Exercise
Each entry below is to be duplicated verbatim.

Data to use
********************
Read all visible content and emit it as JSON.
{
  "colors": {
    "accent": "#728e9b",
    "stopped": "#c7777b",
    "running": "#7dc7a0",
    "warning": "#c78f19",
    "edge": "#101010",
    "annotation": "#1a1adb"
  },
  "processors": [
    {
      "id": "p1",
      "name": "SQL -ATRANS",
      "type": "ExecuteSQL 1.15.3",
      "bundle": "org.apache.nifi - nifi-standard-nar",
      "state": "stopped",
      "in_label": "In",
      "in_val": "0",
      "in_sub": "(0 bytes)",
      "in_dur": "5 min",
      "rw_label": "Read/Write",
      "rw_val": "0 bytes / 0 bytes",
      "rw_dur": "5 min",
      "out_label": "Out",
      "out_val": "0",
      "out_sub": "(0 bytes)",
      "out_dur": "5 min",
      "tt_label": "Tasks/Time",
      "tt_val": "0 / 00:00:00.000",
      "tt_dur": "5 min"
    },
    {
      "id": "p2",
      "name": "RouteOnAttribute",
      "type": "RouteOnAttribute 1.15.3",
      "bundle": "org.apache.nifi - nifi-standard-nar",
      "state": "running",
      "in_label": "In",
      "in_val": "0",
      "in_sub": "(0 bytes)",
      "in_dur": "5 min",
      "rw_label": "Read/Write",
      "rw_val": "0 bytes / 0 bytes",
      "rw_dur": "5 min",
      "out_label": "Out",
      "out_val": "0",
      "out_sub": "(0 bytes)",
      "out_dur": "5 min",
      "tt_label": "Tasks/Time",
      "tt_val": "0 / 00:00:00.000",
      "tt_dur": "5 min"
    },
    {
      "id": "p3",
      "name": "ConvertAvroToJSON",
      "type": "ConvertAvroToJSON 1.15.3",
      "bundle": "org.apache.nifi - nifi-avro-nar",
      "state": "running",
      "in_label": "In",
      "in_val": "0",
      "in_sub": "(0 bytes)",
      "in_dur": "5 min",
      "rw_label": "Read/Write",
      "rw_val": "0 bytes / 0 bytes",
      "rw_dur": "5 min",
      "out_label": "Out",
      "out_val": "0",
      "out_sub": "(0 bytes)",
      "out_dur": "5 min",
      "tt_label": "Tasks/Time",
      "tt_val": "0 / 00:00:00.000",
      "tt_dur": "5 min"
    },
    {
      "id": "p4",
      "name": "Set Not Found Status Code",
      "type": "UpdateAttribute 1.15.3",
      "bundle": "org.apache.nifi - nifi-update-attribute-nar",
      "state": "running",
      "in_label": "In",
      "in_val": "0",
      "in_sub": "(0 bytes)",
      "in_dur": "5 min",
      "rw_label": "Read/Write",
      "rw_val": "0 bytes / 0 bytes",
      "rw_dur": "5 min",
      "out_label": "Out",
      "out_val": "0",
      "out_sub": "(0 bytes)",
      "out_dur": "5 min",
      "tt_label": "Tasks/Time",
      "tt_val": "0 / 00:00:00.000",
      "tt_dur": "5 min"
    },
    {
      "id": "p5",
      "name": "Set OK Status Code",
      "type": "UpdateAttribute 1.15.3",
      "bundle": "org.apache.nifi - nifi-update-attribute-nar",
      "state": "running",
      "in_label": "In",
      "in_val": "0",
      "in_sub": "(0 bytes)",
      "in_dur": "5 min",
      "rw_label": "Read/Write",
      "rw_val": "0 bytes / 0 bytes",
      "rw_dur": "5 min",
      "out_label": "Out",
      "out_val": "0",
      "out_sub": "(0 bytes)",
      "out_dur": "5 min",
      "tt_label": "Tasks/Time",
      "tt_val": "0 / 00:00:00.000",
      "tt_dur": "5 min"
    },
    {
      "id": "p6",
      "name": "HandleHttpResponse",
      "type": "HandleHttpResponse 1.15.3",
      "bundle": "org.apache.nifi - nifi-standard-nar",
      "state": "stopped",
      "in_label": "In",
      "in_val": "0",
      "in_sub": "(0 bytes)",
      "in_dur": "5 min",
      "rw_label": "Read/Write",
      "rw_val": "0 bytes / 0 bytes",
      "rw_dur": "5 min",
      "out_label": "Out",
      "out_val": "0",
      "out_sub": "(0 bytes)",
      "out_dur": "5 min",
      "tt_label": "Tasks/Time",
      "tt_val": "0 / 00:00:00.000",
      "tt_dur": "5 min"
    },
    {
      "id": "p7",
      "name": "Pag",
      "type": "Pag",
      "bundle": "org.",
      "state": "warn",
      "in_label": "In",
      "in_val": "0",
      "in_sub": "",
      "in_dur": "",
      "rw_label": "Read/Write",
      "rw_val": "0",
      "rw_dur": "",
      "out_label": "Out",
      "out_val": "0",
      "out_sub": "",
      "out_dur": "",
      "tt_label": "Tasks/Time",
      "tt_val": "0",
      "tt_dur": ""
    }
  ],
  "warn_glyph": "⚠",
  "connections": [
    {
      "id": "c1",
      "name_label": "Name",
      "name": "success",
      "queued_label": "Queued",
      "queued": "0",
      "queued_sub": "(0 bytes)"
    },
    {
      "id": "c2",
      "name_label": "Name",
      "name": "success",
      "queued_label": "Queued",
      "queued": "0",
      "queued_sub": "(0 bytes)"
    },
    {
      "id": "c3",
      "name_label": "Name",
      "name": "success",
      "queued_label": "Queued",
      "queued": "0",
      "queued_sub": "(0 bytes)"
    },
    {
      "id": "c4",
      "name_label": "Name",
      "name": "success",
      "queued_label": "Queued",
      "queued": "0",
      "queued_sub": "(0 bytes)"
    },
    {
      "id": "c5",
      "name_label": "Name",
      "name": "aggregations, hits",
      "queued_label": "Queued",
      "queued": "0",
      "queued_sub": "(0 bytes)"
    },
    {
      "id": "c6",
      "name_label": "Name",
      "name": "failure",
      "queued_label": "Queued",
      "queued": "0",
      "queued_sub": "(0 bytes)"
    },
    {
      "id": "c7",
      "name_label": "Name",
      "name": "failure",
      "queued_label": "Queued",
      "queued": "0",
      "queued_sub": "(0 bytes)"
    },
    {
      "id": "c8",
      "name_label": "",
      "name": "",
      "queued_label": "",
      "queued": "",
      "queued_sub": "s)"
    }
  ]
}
********************
Solution for this task
Read all visible content and emit it as JSON.
{
  "colors": {
    "accent": "#728e9b",
    "stopped": "#c7777b",
    "running": "#7dc7a0",
    "warning": "#c78f19",
    "edge": "#101010",
    "annotation": "#1a1adb"
  },
  "processors": [
    {
      "id": "p1",
      "name": "SQL -ATRANS",
      "type": "ExecuteSQL 1.15.3",
      "bundle": "org.apache.nifi - nifi-standard-nar",
      "state": "stopped",
      "in_label": "In",
      "in_val": "0",
      "in_sub": "(0 bytes)",
      "in_dur": "5 min",
      "rw_label": "Read/Write",
      "rw_val": "0 bytes / 0 bytes",
      "rw_dur": "5 min",
      "out_label": "Out",
      "out_val": "0",
      "out_sub": "(0 bytes)",
      "out_dur": "5 min",
      "tt_label": "Tasks/Time",
      "tt_val": "0 / 00:00:00.000",
      "tt_dur": "5 min"
    },
    {
      "id": "p2",
      "name": "RouteOnAttribute",
      "type": "RouteOnAttribute 1.15.3",
      "bundle": "org.apache.nifi - nifi-standard-nar",
      "state": "running",
      "in_label": "In",
      "in_val": "0",
      "in_sub": "(0 bytes)",
      "in_dur": "5 min",
      "rw_label": "Read/Write",
      "rw_val": "0 bytes / 0 bytes",
      "rw_dur": "5 min",
      "out_label": "Out",
      "out_val": "0",
      "out_sub": "(0 bytes)",
      "out_dur": "5 min",
      "tt_label": "Tasks/Time",
      "tt_val": "0 / 00:00:00.000",
      "tt_dur": "5 min"
    },
    {
      "id": "p3",
      "name": "ConvertAvroToJSON",
      "type": "ConvertAvroToJSON 1.15.3",
      "bundle": "org.apache.nifi - nifi-avro-nar",
      "state": "running",
      "in_label": "In",
      "in_val": "0",
      "in_sub": "(0 bytes)",
      "in_dur": "5 min",
      "rw_label": "Read/Write",
      "rw_val": "0 bytes / 0 bytes",
      "rw_dur": "5 min",
      "out_label": "Out",
      "out_val": "0",
      "out_sub": "(0 bytes)",
      "out_dur": "5 min",
      "tt_label": "Tasks/Time",
      "tt_val": "0 / 00:00:00.000",
      "tt_dur": "5 min"
    },
    {
      "id": "p4",
      "name": "Set Not Found Status Code",
      "type": "UpdateAttribute 1.15.3",
      "bundle": "org.apache.nifi - nifi-update-attribute-nar",
      "state": "running",
      "in_label": "In",
      "in_val": "0",
      "in_sub": "(0 bytes)",
      "in_dur": "5 min",
      "rw_label": "Read/Write",
      "rw_val": "0 bytes / 0 bytes",
      "rw_dur": "5 min",
      "out_label": "Out",
      "out_val": "0",
      "out_sub": "(0 bytes)",
      "out_dur": "5 min",
      "tt_label": "Tasks/Time",
      "tt_val": "0 / 00:00:00.000",
      "tt_dur": "5 min"
    },
    {
      "id": "p5",
      "name": "Set OK Status Code",
      "type": "UpdateAttribute 1.15.3",
      "bundle": "org.apache.nifi - nifi-update-attribute-nar",
      "state": "running",
      "in_label": "In",
      "in_val": "0",
      "in_sub": "(0 bytes)",
      "in_dur": "5 min",
      "rw_label": "Read/Write",
      "rw_val": "0 bytes / 0 bytes",
      "rw_dur": "5 min",
      "out_label": "Out",
      "out_val": "0",
      "out_sub": "(0 bytes)",
      "out_dur": "5 min",
      "tt_label": "Tasks/Time",
      "tt_val": "0 / 00:00:00.000",
      "tt_dur": "5 min"
    },
    {
      "id": "p6",
      "name": "HandleHttpResponse",
      "type": "HandleHttpResponse 1.15.3",
      "bundle": "org.apache.nifi - nifi-standard-nar",
      "state": "stopped",
      "in_label": "In",
      "in_val": "0",
      "in_sub": "(0 bytes)",
      "in_dur": "5 min",
      "rw_label": "Read/Write",
      "rw_val": "0 bytes / 0 bytes",
      "rw_dur": "5 min",
      "out_label": "Out",
      "out_val": "0",
      "out_sub": "(0 bytes)",
      "out_dur": "5 min",
      "tt_label": "Tasks/Time",
      "tt_val": "0 / 00:00:00.000",
      "tt_dur": "5 min"
    },
    {
      "id": "p7",
      "name": "Pag",
      "type": "Pag",
      "bundle": "org.",
      "state": "warn",
      "in_label": "In",
      "in_val": "0",
      "in_sub": "",
      "in_dur": "",
      "rw_label": "Read/Write",
      "rw_val": "0",
      "rw_dur": "",
      "out_label": "Out",
      "out_val": "0",
      "out_sub": "",
      "out_dur": "",
      "tt_label": "Tasks/Time",
      "tt_val": "0",
      "tt_dur": ""
    }
  ],
  "warn_glyph": "⚠",
  "connections": [
    {
      "id": "c1",
      "name_label": "Name",
      "name": "success",
      "queued_label": "Queued",
      "queued": "0",
      "queued_sub": "(0 bytes)"
    },
    {
      "id": "c2",
      "name_label": "Name",
      "name": "success",
      "queued_label": "Queued",
      "queued": "0",
      "queued_sub": "(0 bytes)"
    },
    {
      "id": "c3",
      "name_label": "Name",
      "name": "success",
      "queued_label": "Queued",
      "queued": "0",
      "queued_sub": "(0 bytes)"
    },
    {
      "id": "c4",
      "name_label": "Name",
      "name": "success",
      "queued_label": "Queued",
      "queued": "0",
      "queued_sub": "(0 bytes)"
    },
    {
      "id": "c5",
      "name_label": "Name",
      "name": "aggregations, hits",
      "queued_label": "Queued",
      "queued": "0",
      "queued_sub": "(0 bytes)"
    },
    {
      "id": "c6",
      "name_label": "Name",
      "name": "failure",
      "queued_label": "Queued",
      "queued": "0",
      "queued_sub": "(0 bytes)"
    },
    {
      "id": "c7",
      "name_label": "Name",
      "name": "failure",
      "queued_label": "Queued",
      "queued": "0",
      "queued_sub": "(0 bytes)"
    },
    {
      "id": "c8",
      "name_label": "",
      "name": "",
      "queued_label": "",
      "queued": "",
      "queued_sub": "s)"
    }
  ]
}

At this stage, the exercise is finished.